[Provided data start]
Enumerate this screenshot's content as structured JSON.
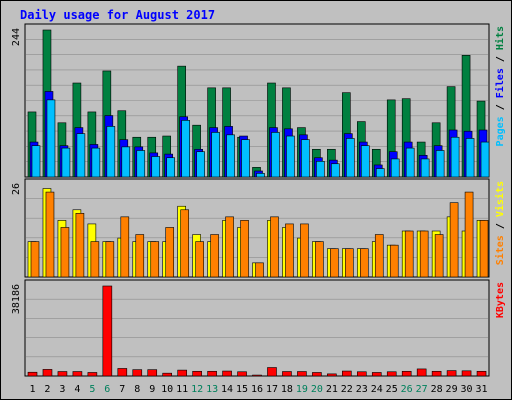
{
  "chart_data": {
    "type": "bar",
    "title": "Daily usage for August 2017",
    "days": [
      "1",
      "2",
      "3",
      "4",
      "5",
      "6",
      "7",
      "8",
      "9",
      "10",
      "11",
      "12",
      "13",
      "14",
      "15",
      "16",
      "17",
      "18",
      "19",
      "20",
      "21",
      "22",
      "23",
      "24",
      "25",
      "26",
      "27",
      "28",
      "29",
      "30",
      "31"
    ],
    "weekend_days": [
      "5",
      "6",
      "12",
      "13",
      "19",
      "20",
      "26",
      "27"
    ],
    "panels": [
      {
        "id": "hits",
        "ylabel_parts": [
          "Pages",
          "Files",
          "Hits"
        ],
        "ymax_label": "244",
        "ymax": 244,
        "series": [
          {
            "name": "Hits",
            "color": "#008040",
            "values": [
              108,
              244,
              90,
              156,
              108,
              176,
              110,
              66,
              66,
              68,
              184,
              86,
              148,
              148,
              66,
              16,
              156,
              148,
              82,
              46,
              46,
              140,
              92,
              46,
              128,
              130,
              58,
              90,
              150,
              202,
              126
            ]
          },
          {
            "name": "Files",
            "color": "#0000FF",
            "values": [
              58,
              142,
              52,
              82,
              54,
              102,
              62,
              50,
              40,
              38,
              100,
              46,
              82,
              84,
              68,
              10,
              82,
              80,
              70,
              32,
              28,
              72,
              58,
              20,
              42,
              58,
              36,
              52,
              78,
              76,
              78
            ]
          },
          {
            "name": "Pages",
            "color": "#00BFFF",
            "values": [
              52,
              128,
              48,
              72,
              48,
              84,
              50,
              44,
              34,
              32,
              94,
              42,
              74,
              70,
              62,
              6,
              74,
              68,
              62,
              26,
              22,
              64,
              52,
              14,
              30,
              48,
              30,
              44,
              66,
              64,
              58
            ]
          }
        ]
      },
      {
        "id": "visits",
        "ylabel_parts": [
          "Sites",
          "Visits"
        ],
        "ymax_label": "26",
        "ymax": 26,
        "series": [
          {
            "name": "Visits",
            "color": "#FFFF00",
            "values": [
              10,
              25,
              16,
              19,
              15,
              10,
              11,
              10,
              10,
              10,
              20,
              12,
              10,
              16,
              14,
              4,
              16,
              14,
              11,
              10,
              8,
              8,
              8,
              10,
              9,
              13,
              13,
              13,
              17,
              13,
              16
            ]
          },
          {
            "name": "Sites",
            "color": "#FF8000",
            "values": [
              10,
              24,
              14,
              18,
              10,
              10,
              17,
              12,
              10,
              14,
              19,
              10,
              12,
              17,
              16,
              4,
              17,
              15,
              15,
              10,
              8,
              8,
              8,
              12,
              9,
              13,
              13,
              12,
              21,
              24,
              16
            ]
          }
        ]
      },
      {
        "id": "kbytes",
        "ylabel_parts": [
          "KBytes"
        ],
        "ymax_label": "38186",
        "ymax": 38186,
        "series": [
          {
            "name": "KBytes",
            "color": "#FF0000",
            "values": [
              1600,
              2800,
              1900,
              1900,
              1500,
              38186,
              3200,
              2700,
              2700,
              1200,
              2500,
              2000,
              2000,
              2100,
              1800,
              400,
              3600,
              1900,
              1900,
              1500,
              900,
              2100,
              1800,
              1500,
              1800,
              2000,
              3000,
              2000,
              2300,
              2200,
              2000
            ]
          }
        ]
      }
    ],
    "colors": {
      "Hits": "#008040",
      "Files": "#0000FF",
      "Pages": "#00BFFF",
      "Visits": "#FFFF00",
      "Sites": "#FF8000",
      "KBytes": "#FF0000",
      "title": "#0000FF",
      "weekend": "#00805C",
      "weekday": "#000000",
      "plot_bg": "#C0C0C0",
      "frame_bg": "#C0C0C0",
      "separator": "#8C8C8C"
    },
    "grid": true,
    "legend": "right, vertical"
  }
}
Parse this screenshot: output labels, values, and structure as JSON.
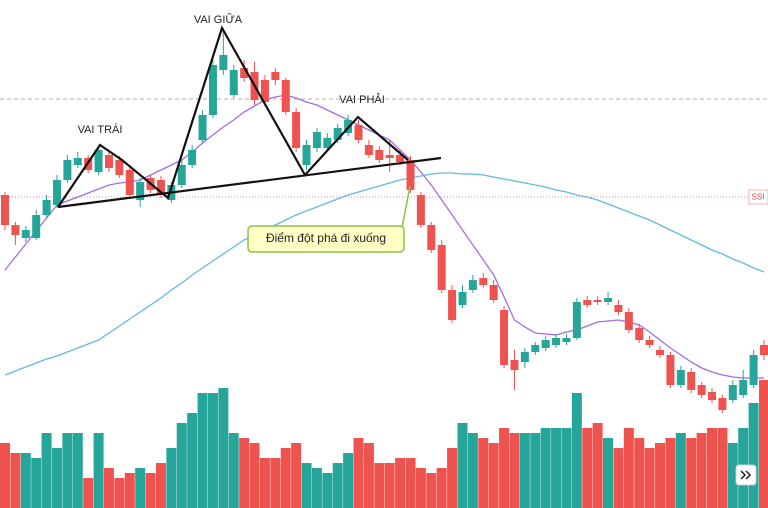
{
  "chart_data": {
    "type": "candlestick",
    "symbol": "SSI",
    "annotations": [
      "VAI TRÁI",
      "VAI GIỮA",
      "VAI PHẢI",
      "Điểm đột phá đi xuống"
    ],
    "color_up": "#26a69a",
    "color_down": "#ef5350",
    "ylim": [
      0,
      420
    ],
    "open": [
      225,
      195,
      182,
      182,
      205,
      215,
      240,
      255,
      262,
      248,
      265,
      260,
      250,
      220,
      242,
      240,
      220,
      235,
      255,
      280,
      305,
      350,
      325,
      352,
      348,
      340,
      348,
      340,
      308,
      255,
      272,
      272,
      280,
      287,
      295,
      275,
      270,
      265,
      265,
      260,
      225,
      195,
      175,
      130,
      115,
      130,
      142,
      135,
      110,
      60,
      58,
      68,
      72,
      75,
      78,
      82,
      120,
      120,
      118,
      115,
      108,
      92,
      80,
      70,
      65,
      35,
      48,
      35,
      28,
      22,
      20,
      25,
      35,
      75
    ],
    "close": [
      195,
      185,
      190,
      205,
      220,
      240,
      260,
      262,
      250,
      270,
      252,
      245,
      225,
      238,
      230,
      225,
      235,
      255,
      270,
      305,
      355,
      365,
      350,
      342,
      320,
      318,
      340,
      308,
      272,
      275,
      288,
      282,
      292,
      300,
      280,
      265,
      260,
      262,
      258,
      230,
      195,
      170,
      130,
      100,
      128,
      140,
      135,
      120,
      55,
      50,
      68,
      75,
      80,
      82,
      82,
      118,
      115,
      118,
      122,
      108,
      90,
      80,
      75,
      65,
      35,
      50,
      30,
      25,
      20,
      10,
      35,
      40,
      65,
      65
    ],
    "high": [
      228,
      198,
      194,
      210,
      225,
      245,
      265,
      268,
      265,
      275,
      270,
      264,
      255,
      242,
      245,
      244,
      238,
      260,
      275,
      310,
      360,
      392,
      355,
      360,
      358,
      345,
      352,
      342,
      312,
      280,
      292,
      287,
      296,
      305,
      300,
      280,
      274,
      280,
      270,
      264,
      228,
      198,
      180,
      135,
      135,
      145,
      147,
      140,
      114,
      70,
      72,
      78,
      84,
      86,
      86,
      122,
      124,
      124,
      128,
      120,
      112,
      96,
      84,
      74,
      68,
      54,
      52,
      38,
      32,
      25,
      40,
      50,
      70,
      80
    ],
    "low": [
      190,
      175,
      178,
      180,
      202,
      212,
      237,
      252,
      247,
      245,
      248,
      242,
      222,
      213,
      227,
      222,
      217,
      232,
      252,
      277,
      302,
      345,
      322,
      338,
      315,
      314,
      335,
      305,
      268,
      250,
      268,
      269,
      277,
      284,
      277,
      262,
      257,
      248,
      255,
      227,
      192,
      167,
      127,
      97,
      112,
      127,
      132,
      117,
      52,
      30,
      52,
      65,
      69,
      72,
      75,
      80,
      112,
      115,
      115,
      105,
      87,
      77,
      72,
      62,
      32,
      32,
      27,
      22,
      17,
      7,
      17,
      22,
      32,
      60
    ],
    "series": [
      {
        "color": "#a46de0",
        "values": [
          150,
          163,
          176,
          189,
          202,
          215,
          219,
          223,
          227,
          231,
          235,
          237,
          238,
          240,
          245,
          250,
          255,
          260,
          268,
          277,
          285,
          293,
          300,
          308,
          314,
          320,
          323,
          325,
          322,
          318,
          315,
          310,
          305,
          300,
          295,
          290,
          285,
          280,
          270,
          260,
          248,
          235,
          220,
          205,
          190,
          175,
          160,
          145,
          123,
          100,
          93,
          87,
          86,
          85,
          88,
          90,
          94,
          98,
          99,
          100,
          98,
          95,
          88,
          80,
          72,
          65,
          58,
          52,
          48,
          45,
          43,
          42,
          42,
          42
        ]
      },
      {
        "color": "#63b8e3",
        "values": [
          45,
          49,
          53,
          57,
          61,
          64,
          68,
          72,
          76,
          80,
          87,
          94,
          101,
          108,
          115,
          122,
          130,
          137,
          145,
          152,
          159,
          166,
          173,
          180,
          185,
          190,
          195,
          200,
          205,
          209,
          213,
          217,
          221,
          225,
          228,
          231,
          234,
          237,
          240,
          242,
          244,
          246,
          247,
          247,
          246,
          246,
          245,
          243,
          241,
          239,
          237,
          235,
          233,
          230,
          228,
          225,
          223,
          220,
          216,
          212,
          208,
          204,
          200,
          195,
          190,
          185,
          180,
          175,
          170,
          166,
          161,
          157,
          152,
          148
        ]
      }
    ],
    "volume": {
      "ylim": [
        0,
        130
      ],
      "values": [
        65,
        55,
        55,
        50,
        75,
        60,
        75,
        75,
        30,
        75,
        40,
        30,
        35,
        40,
        35,
        45,
        60,
        85,
        95,
        115,
        115,
        120,
        75,
        70,
        65,
        50,
        50,
        60,
        65,
        45,
        40,
        35,
        45,
        55,
        70,
        65,
        45,
        45,
        50,
        50,
        40,
        35,
        40,
        60,
        85,
        75,
        70,
        65,
        80,
        75,
        75,
        75,
        80,
        80,
        80,
        115,
        80,
        85,
        70,
        60,
        80,
        70,
        60,
        65,
        70,
        75,
        70,
        75,
        80,
        80,
        65,
        80,
        105,
        128
      ]
    }
  }
}
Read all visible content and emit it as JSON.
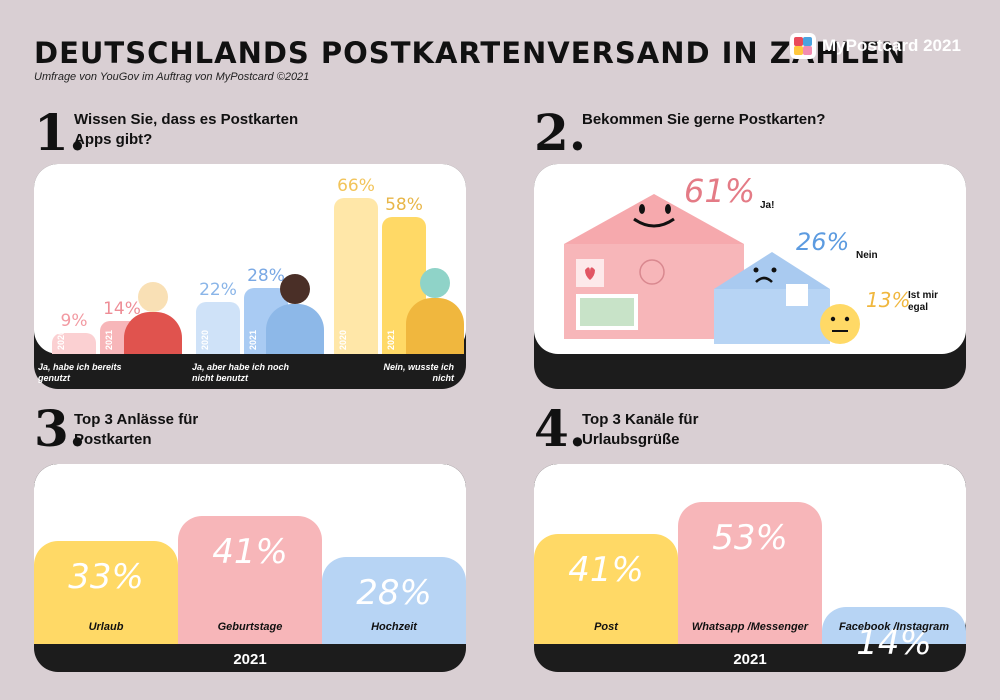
[Provided data end]
:: What the task asks ::
Identify every line holding the word "content" and copy it out.

:: Solution for this task ::
Enumerate this screenshot's content as structured JSON.
Read all visible content and emit it as JSON.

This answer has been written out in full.